• _Recorded data_:
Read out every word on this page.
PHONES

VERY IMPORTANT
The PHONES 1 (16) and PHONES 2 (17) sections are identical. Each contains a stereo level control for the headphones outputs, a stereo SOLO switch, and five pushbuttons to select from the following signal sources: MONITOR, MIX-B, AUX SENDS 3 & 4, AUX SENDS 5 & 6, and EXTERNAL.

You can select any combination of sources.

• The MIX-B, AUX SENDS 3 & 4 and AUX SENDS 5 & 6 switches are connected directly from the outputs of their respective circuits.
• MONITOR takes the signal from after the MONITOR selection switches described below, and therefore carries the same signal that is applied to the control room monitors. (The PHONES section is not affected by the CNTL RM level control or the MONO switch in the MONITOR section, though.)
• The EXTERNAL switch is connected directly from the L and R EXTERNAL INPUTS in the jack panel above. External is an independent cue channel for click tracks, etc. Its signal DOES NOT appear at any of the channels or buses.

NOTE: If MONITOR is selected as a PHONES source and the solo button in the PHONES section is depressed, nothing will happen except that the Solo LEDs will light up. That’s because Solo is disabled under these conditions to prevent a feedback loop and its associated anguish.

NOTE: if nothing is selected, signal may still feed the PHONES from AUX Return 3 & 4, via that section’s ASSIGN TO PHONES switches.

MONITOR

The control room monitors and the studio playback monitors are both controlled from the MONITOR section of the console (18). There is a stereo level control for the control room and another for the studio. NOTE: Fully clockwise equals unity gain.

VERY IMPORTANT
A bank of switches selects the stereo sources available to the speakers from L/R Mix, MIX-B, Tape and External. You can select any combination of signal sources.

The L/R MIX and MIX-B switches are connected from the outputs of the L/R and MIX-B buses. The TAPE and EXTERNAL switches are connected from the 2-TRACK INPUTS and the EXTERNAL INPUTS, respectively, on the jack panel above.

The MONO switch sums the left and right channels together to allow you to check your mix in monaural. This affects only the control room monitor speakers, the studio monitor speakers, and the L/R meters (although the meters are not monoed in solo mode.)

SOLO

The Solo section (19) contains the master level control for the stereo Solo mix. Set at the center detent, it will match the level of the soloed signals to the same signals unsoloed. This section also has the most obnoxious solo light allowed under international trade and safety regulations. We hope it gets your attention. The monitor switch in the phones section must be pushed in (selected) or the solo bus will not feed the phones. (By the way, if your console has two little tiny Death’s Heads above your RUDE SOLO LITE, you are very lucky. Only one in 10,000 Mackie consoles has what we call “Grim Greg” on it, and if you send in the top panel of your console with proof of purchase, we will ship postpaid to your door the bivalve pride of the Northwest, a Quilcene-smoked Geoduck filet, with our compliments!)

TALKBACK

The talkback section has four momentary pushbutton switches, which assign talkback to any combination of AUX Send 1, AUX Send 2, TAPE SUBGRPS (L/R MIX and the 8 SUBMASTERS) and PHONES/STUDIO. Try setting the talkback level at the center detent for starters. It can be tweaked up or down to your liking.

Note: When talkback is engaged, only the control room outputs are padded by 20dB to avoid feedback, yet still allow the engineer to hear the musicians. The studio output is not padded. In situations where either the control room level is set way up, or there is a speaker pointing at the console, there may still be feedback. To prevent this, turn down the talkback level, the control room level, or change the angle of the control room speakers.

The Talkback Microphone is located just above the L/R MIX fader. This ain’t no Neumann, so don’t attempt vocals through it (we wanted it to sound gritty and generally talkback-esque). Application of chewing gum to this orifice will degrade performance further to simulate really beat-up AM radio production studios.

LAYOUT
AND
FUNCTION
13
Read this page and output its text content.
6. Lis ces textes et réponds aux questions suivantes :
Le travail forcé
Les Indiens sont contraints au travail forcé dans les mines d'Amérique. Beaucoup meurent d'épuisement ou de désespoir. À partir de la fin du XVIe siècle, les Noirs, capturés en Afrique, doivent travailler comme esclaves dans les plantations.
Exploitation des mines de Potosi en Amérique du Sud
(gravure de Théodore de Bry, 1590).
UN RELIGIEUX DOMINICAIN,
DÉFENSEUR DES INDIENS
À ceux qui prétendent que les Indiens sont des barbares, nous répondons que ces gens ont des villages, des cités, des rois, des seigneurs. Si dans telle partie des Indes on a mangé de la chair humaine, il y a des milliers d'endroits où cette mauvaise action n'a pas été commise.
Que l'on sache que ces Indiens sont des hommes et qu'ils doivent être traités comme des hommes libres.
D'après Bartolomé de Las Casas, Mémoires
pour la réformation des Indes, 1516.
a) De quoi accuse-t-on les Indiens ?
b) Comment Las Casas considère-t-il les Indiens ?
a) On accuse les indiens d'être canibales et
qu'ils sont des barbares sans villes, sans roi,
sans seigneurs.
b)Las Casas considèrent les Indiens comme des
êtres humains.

• _Problem description_: Go through the material line by line. Show each line that contains the string "forcé".

• _Exercise response_:
Le travail forcé
Les Indiens sont contraints au travail forcé dans les mines d'Amérique. Beaucoup meurent d'épuisement ou de désespoir. À partir de la fin du XVIe siècle, les Noirs, capturés en Afrique, doivent travailler comme esclaves dans les plantations.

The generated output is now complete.